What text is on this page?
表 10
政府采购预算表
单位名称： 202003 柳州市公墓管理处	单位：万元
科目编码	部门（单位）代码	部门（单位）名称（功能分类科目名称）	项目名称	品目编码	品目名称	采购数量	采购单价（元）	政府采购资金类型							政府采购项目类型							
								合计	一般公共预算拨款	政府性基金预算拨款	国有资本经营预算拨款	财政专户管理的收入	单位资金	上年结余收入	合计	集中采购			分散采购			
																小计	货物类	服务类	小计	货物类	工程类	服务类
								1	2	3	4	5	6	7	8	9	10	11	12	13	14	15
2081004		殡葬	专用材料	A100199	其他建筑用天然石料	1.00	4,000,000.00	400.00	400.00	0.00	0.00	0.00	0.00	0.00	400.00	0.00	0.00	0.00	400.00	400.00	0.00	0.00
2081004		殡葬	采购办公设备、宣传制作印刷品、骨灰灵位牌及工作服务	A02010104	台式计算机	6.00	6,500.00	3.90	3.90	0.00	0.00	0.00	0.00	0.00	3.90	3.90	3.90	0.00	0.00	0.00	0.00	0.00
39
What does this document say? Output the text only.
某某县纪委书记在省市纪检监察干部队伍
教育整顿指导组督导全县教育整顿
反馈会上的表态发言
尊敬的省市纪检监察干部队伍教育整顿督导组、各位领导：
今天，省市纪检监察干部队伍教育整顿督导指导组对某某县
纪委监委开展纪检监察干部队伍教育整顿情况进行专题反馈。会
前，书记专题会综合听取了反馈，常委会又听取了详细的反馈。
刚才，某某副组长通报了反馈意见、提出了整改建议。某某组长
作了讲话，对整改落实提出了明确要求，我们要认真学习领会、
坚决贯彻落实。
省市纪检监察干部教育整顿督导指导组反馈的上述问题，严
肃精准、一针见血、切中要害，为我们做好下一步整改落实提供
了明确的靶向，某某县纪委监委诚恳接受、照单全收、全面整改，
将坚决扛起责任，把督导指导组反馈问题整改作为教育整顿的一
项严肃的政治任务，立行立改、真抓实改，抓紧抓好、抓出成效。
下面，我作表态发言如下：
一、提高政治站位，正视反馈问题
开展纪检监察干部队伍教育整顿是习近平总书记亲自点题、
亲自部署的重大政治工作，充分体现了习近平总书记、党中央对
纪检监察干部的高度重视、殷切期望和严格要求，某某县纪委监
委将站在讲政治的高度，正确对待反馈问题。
────────
Your task is to print all of the records exactly.

What text is on this page?
表 10
政府采购预算表
单位名称： 202003 柳州市公墓管理处	单位：万元
科目编码	部门（单位）代码	部门（单位）名称（功能分类科目名称）	项目名称	品目编码	品目名称	采购数量	采购单价（元）	政府采购资金类型							政府采购项目类型							
								合计	一般公共预算拨款	政府性基金预算拨款	国有资本经营预算拨款	财政专户管理的收入	单位资金	上年结余收入	合计	集中采购			分散采购			
																小计	货物类	服务类	小计	货物类	工程类	服务类
								1	2	3	4	5	6	7	8	9	10	11	12	13	14	15
2081004		殡葬	专用材料	A100199	其他建筑用天然石料	1.00	4,000,000.00	400.00	400.00	0.00	0.00	0.00	0.00	0.00	400.00	0.00	0.00	0.00	400.00	400.00	0.00	0.00
2081004		殡葬	采购办公设备、宣传制作印刷品、骨灰灵位牌及工作服务	A02010104	台式计算机	6.00	6,500.00	3.90	3.90	0.00	0.00	0.00	0.00	0.00	3.90	3.90	3.90	0.00	0.00	0.00	0.00	0.00
39
What does this document say? Output the text only.
某某县纪委书记在省市纪检监察干部队伍
教育整顿指导组督导全县教育整顿
反馈会上的表态发言
尊敬的省市纪检监察干部队伍教育整顿督导组、各位领导：
今天，省市纪检监察干部队伍教育整顿督导指导组对某某县
纪委监委开展纪检监察干部队伍教育整顿情况进行专题反馈。会
前，书记专题会综合听取了反馈，常委会又听取了详细的反馈。
刚才，某某副组长通报了反馈意见、提出了整改建议。某某组长
作了讲话，对整改落实提出了明确要求，我们要认真学习领会、
坚决贯彻落实。
省市纪检监察干部教育整顿督导指导组反馈的上述问题，严
肃精准、一针见血、切中要害，为我们做好下一步整改落实提供
了明确的靶向，某某县纪委监委诚恳接受、照单全收、全面整改，
将坚决扛起责任，把督导指导组反馈问题整改作为教育整顿的一
项严肃的政治任务，立行立改、真抓实改，抓紧抓好、抓出成效。
下面，我作表态发言如下：
一、提高政治站位，正视反馈问题
开展纪检监察干部队伍教育整顿是习近平总书记亲自点题、
亲自部署的重大政治工作，充分体现了习近平总书记、党中央对
纪检监察干部的高度重视、殷切期望和严格要求，某某县纪委监
委将站在讲政治的高度，正确对待反馈问题。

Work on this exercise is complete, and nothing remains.